* What the task requires
Without the pictures, copy all the entries below exactly.

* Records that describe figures
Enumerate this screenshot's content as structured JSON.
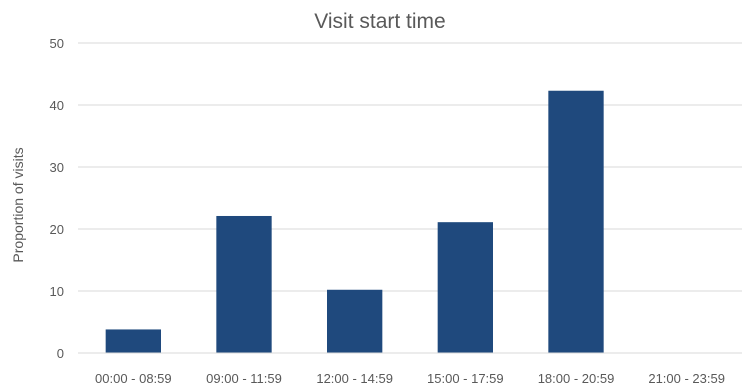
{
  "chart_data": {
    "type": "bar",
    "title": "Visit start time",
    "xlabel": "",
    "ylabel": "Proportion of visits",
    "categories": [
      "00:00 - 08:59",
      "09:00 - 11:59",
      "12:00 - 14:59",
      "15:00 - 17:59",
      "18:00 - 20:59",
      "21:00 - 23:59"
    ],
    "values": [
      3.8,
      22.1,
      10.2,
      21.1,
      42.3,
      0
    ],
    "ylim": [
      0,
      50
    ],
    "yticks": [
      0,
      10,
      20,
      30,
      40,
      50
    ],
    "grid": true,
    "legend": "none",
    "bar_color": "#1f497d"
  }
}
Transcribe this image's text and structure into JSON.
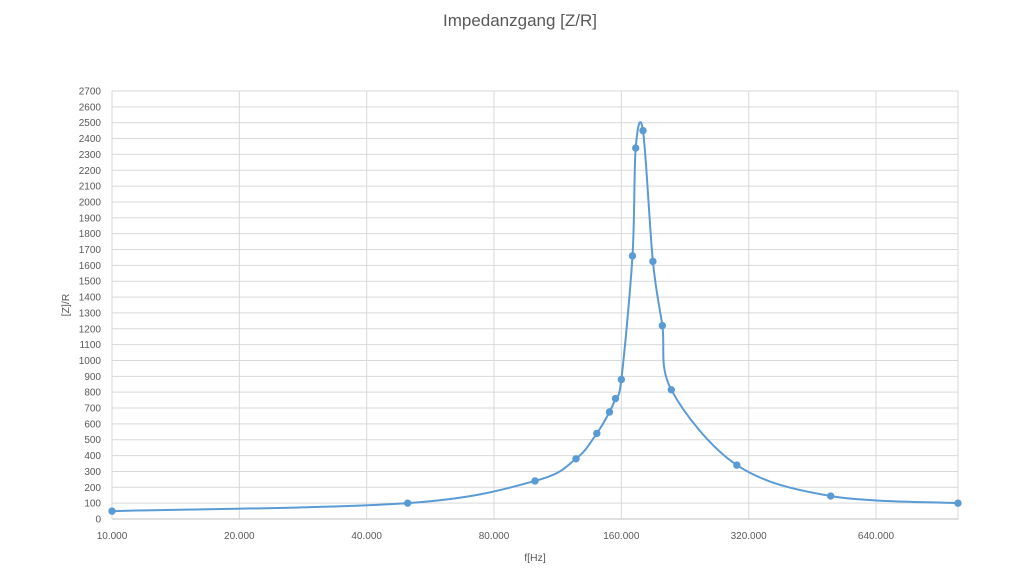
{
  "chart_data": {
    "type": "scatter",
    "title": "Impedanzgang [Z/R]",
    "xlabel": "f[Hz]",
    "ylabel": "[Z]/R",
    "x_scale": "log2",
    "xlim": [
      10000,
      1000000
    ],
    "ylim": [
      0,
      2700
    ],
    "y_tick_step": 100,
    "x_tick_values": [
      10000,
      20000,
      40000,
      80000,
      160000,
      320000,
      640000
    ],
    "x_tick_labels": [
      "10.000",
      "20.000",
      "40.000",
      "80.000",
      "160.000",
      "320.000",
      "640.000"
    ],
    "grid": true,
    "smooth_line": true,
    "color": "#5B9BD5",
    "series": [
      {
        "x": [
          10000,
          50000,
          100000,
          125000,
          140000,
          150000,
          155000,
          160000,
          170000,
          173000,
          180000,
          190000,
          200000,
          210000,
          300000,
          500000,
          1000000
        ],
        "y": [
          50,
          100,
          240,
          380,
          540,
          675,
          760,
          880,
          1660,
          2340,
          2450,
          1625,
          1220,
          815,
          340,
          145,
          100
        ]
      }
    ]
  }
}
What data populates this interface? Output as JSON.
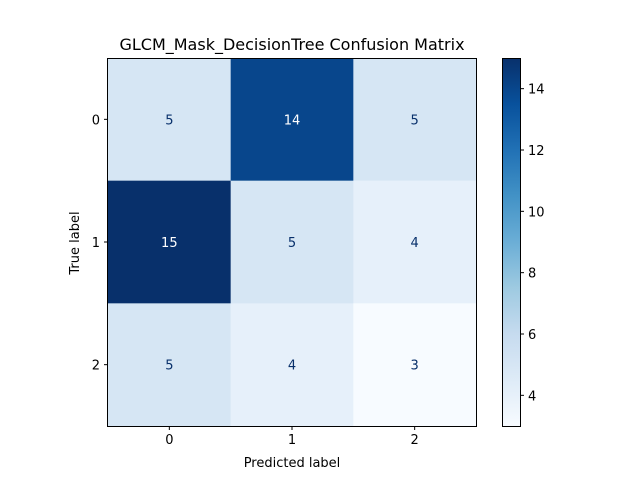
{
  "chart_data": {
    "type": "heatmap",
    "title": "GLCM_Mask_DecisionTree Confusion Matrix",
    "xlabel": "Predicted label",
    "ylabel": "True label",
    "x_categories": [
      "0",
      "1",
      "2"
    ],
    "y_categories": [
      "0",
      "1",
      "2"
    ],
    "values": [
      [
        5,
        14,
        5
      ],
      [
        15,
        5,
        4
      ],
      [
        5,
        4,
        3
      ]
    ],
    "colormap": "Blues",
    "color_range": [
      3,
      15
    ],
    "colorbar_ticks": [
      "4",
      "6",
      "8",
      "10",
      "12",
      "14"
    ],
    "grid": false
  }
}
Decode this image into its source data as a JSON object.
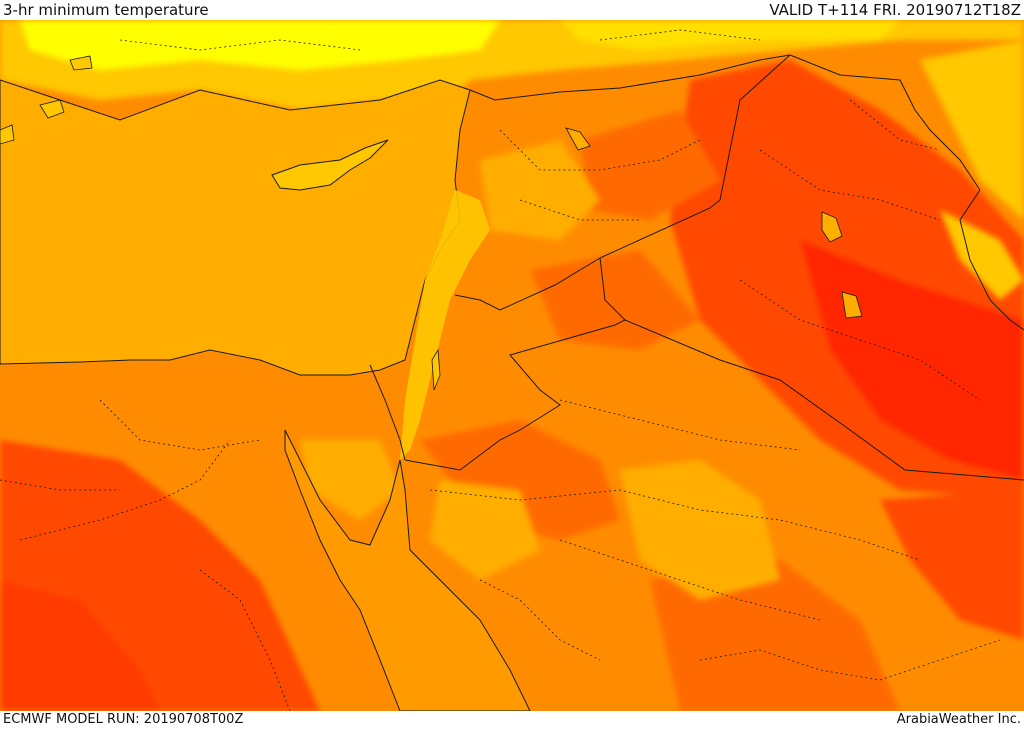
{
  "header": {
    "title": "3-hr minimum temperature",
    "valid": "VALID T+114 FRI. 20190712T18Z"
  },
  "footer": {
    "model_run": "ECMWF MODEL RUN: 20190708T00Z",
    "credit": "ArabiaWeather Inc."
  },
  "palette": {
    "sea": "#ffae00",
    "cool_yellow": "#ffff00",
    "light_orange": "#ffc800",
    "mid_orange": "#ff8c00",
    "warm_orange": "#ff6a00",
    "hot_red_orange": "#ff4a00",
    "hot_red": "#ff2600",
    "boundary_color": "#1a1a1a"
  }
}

* Response to this exercise
Enumerate this screenshot's content as structured JSON.
{
  "chart_data": {
    "type": "bar",
    "title": "Visit start time",
    "xlabel": "",
    "ylabel": "Proportion of visits",
    "categories": [
      "00:00 - 08:59",
      "09:00 - 11:59",
      "12:00 - 14:59",
      "15:00 - 17:59",
      "18:00 - 20:59",
      "21:00 - 23:59"
    ],
    "values": [
      3.8,
      22.1,
      10.2,
      21.1,
      42.3,
      0
    ],
    "ylim": [
      0,
      50
    ],
    "yticks": [
      0,
      10,
      20,
      30,
      40,
      50
    ],
    "grid": true,
    "legend": "none",
    "bar_color": "#1f497d"
  }
}
Transcribe this image's text and structure into JSON.
{
  "chart_data": {
    "type": "scatter",
    "title": "Impedanzgang [Z/R]",
    "xlabel": "f[Hz]",
    "ylabel": "[Z]/R",
    "x_scale": "log2",
    "xlim": [
      10000,
      1000000
    ],
    "ylim": [
      0,
      2700
    ],
    "y_tick_step": 100,
    "x_tick_values": [
      10000,
      20000,
      40000,
      80000,
      160000,
      320000,
      640000
    ],
    "x_tick_labels": [
      "10.000",
      "20.000",
      "40.000",
      "80.000",
      "160.000",
      "320.000",
      "640.000"
    ],
    "grid": true,
    "smooth_line": true,
    "color": "#5B9BD5",
    "series": [
      {
        "x": [
          10000,
          50000,
          100000,
          125000,
          140000,
          150000,
          155000,
          160000,
          170000,
          173000,
          180000,
          190000,
          200000,
          210000,
          300000,
          500000,
          1000000
        ],
        "y": [
          50,
          100,
          240,
          380,
          540,
          675,
          760,
          880,
          1660,
          2340,
          2450,
          1625,
          1220,
          815,
          340,
          145,
          100
        ]
      }
    ]
  }
}
What data populates this interface? Output as JSON.
{
  "chart_data": {
    "type": "heatmap",
    "title": "GLCM_Mask_DecisionTree Confusion Matrix",
    "xlabel": "Predicted label",
    "ylabel": "True label",
    "x_categories": [
      "0",
      "1",
      "2"
    ],
    "y_categories": [
      "0",
      "1",
      "2"
    ],
    "values": [
      [
        5,
        14,
        5
      ],
      [
        15,
        5,
        4
      ],
      [
        5,
        4,
        3
      ]
    ],
    "colormap": "Blues",
    "color_range": [
      3,
      15
    ],
    "colorbar_ticks": [
      "4",
      "6",
      "8",
      "10",
      "12",
      "14"
    ],
    "grid": false
  }
}
Decode this image into its source data as a JSON object.
{
  "header": {
    "title": "3-hr minimum temperature",
    "valid": "VALID T+114 FRI. 20190712T18Z"
  },
  "footer": {
    "model_run": "ECMWF MODEL RUN: 20190708T00Z",
    "credit": "ArabiaWeather Inc."
  },
  "palette": {
    "sea": "#ffae00",
    "cool_yellow": "#ffff00",
    "light_orange": "#ffc800",
    "mid_orange": "#ff8c00",
    "warm_orange": "#ff6a00",
    "hot_red_orange": "#ff4a00",
    "hot_red": "#ff2600",
    "boundary_color": "#1a1a1a"
  }
}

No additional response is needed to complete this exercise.